GIVEN TASK: Return every line of the listing that contains the string "radio".

:: INFORMATION SUPPLIED ::

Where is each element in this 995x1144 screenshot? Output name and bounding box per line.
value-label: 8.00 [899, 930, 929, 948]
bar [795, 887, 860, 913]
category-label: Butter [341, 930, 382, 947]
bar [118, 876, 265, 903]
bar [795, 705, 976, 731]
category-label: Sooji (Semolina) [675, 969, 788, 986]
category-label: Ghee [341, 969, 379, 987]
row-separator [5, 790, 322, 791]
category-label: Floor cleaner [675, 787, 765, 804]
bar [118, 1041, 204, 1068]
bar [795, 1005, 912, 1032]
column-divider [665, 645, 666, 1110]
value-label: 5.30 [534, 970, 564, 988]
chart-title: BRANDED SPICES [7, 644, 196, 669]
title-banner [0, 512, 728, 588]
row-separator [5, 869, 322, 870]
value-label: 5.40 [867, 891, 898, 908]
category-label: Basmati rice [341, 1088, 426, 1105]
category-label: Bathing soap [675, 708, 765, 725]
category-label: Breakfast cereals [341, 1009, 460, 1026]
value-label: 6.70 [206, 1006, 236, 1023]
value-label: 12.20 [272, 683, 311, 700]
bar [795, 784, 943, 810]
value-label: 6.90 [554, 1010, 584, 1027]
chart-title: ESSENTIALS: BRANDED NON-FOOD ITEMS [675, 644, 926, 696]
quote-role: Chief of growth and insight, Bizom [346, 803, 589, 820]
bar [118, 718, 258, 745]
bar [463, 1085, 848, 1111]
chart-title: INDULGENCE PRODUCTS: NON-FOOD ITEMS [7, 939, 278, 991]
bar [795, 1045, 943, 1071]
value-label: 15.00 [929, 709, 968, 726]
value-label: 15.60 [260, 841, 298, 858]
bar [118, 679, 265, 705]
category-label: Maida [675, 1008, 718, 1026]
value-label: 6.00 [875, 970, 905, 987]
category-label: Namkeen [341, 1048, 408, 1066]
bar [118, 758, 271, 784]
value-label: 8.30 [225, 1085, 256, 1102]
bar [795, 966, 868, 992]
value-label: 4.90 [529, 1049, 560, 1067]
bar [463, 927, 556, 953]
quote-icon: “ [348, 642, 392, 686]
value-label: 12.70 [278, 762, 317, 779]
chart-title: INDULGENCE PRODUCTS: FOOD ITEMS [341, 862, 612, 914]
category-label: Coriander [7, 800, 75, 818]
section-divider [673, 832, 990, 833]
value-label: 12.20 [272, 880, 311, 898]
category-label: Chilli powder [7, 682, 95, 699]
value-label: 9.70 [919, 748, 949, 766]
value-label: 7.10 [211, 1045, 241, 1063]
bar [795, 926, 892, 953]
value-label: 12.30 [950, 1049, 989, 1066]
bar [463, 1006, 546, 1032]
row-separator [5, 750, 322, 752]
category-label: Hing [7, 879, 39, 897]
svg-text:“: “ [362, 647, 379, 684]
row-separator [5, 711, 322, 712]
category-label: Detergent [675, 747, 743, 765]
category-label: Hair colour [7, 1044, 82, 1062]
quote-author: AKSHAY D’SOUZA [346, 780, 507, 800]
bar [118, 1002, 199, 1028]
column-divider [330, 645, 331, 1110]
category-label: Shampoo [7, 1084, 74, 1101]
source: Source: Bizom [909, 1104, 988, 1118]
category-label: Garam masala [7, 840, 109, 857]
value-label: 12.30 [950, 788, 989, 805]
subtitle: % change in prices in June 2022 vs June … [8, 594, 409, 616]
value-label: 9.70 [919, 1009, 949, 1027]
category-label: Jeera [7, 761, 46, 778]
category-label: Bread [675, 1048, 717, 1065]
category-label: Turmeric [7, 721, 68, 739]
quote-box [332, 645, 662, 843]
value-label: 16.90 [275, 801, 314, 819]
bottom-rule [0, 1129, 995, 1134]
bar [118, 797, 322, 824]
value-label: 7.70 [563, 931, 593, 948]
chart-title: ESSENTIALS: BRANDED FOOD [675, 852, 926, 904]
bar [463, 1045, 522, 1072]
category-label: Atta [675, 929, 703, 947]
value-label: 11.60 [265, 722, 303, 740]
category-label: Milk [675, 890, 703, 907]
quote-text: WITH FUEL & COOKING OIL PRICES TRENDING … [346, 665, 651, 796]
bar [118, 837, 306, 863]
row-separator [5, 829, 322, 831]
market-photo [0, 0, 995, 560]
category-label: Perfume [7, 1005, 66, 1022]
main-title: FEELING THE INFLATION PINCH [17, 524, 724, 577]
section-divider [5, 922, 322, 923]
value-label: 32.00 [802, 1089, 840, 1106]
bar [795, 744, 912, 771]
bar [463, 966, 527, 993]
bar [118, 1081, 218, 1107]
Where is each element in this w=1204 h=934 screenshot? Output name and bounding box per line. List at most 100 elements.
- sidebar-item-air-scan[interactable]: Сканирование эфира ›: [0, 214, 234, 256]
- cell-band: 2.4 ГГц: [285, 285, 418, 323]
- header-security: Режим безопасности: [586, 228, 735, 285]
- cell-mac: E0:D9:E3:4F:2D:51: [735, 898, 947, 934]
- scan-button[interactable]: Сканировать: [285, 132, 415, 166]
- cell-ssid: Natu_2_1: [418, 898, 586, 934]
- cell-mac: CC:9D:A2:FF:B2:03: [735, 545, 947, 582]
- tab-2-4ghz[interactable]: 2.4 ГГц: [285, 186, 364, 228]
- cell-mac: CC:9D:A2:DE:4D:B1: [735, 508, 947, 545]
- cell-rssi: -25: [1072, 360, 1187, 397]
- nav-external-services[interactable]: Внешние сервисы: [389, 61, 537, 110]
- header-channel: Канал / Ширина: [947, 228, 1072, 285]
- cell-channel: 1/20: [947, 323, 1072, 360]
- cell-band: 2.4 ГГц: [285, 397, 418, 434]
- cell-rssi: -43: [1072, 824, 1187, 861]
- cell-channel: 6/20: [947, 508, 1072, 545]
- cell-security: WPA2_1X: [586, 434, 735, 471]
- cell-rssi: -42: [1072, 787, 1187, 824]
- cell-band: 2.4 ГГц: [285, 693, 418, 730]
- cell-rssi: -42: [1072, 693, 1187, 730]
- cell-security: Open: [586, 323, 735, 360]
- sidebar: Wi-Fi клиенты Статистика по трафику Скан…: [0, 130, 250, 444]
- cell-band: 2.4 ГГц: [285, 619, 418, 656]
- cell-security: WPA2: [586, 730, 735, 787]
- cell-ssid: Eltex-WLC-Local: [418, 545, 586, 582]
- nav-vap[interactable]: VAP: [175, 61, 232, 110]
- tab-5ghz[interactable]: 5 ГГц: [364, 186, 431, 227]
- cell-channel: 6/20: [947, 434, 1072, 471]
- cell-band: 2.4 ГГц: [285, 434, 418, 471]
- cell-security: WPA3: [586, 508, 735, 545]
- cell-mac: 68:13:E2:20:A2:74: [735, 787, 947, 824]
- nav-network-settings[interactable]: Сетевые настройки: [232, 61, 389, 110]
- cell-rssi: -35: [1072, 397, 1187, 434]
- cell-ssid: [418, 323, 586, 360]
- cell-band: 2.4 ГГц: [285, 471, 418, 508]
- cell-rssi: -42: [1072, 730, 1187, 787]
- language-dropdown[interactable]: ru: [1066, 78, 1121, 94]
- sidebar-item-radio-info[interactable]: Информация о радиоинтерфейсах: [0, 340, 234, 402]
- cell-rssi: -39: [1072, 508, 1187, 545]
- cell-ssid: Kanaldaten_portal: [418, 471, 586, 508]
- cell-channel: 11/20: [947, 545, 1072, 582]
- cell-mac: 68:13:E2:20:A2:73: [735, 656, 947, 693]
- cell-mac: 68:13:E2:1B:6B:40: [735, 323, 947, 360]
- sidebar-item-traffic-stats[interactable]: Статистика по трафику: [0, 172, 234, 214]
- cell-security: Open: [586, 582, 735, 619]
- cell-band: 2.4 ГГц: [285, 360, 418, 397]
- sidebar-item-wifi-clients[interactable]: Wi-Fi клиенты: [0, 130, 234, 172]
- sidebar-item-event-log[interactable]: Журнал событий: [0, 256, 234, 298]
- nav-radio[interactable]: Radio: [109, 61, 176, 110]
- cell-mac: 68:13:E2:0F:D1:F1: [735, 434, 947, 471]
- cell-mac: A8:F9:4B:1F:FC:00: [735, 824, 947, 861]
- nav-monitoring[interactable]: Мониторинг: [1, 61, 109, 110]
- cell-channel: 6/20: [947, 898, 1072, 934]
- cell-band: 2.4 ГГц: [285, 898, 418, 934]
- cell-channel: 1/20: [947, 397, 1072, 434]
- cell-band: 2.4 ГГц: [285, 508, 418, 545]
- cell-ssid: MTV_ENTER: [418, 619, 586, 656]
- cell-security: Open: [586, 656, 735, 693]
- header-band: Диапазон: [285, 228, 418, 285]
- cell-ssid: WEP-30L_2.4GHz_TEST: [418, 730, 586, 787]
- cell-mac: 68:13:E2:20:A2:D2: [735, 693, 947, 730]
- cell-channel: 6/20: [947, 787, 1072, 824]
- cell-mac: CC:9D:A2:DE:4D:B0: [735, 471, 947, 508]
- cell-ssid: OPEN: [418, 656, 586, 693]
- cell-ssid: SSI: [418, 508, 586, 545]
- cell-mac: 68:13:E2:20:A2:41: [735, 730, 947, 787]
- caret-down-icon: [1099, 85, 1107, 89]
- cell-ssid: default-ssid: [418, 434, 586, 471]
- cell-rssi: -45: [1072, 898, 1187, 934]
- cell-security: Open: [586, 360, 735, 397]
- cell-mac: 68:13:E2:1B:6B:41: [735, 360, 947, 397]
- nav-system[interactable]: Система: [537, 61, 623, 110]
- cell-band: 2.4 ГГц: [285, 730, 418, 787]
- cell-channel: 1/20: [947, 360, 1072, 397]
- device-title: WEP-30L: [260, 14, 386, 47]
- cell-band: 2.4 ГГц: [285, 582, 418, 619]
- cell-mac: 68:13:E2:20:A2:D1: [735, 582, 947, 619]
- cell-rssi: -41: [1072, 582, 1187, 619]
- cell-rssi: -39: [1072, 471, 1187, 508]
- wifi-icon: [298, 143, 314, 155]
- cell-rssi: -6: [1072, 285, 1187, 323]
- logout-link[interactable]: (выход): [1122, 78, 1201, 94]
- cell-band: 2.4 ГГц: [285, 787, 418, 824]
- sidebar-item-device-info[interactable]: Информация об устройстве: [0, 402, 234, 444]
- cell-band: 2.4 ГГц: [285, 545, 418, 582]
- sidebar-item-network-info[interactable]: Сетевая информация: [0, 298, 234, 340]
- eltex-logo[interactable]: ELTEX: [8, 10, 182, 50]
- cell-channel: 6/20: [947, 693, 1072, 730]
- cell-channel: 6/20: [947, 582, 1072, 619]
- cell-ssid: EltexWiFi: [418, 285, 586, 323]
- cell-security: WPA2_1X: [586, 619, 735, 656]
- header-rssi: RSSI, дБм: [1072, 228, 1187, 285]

:::

SOLUTION FOR THIS TASK:
- sidebar-item-radio-info[interactable]: Информация о радиоинтерфейсах: [0, 340, 234, 402]
- nav-radio[interactable]: Radio: [109, 61, 176, 110]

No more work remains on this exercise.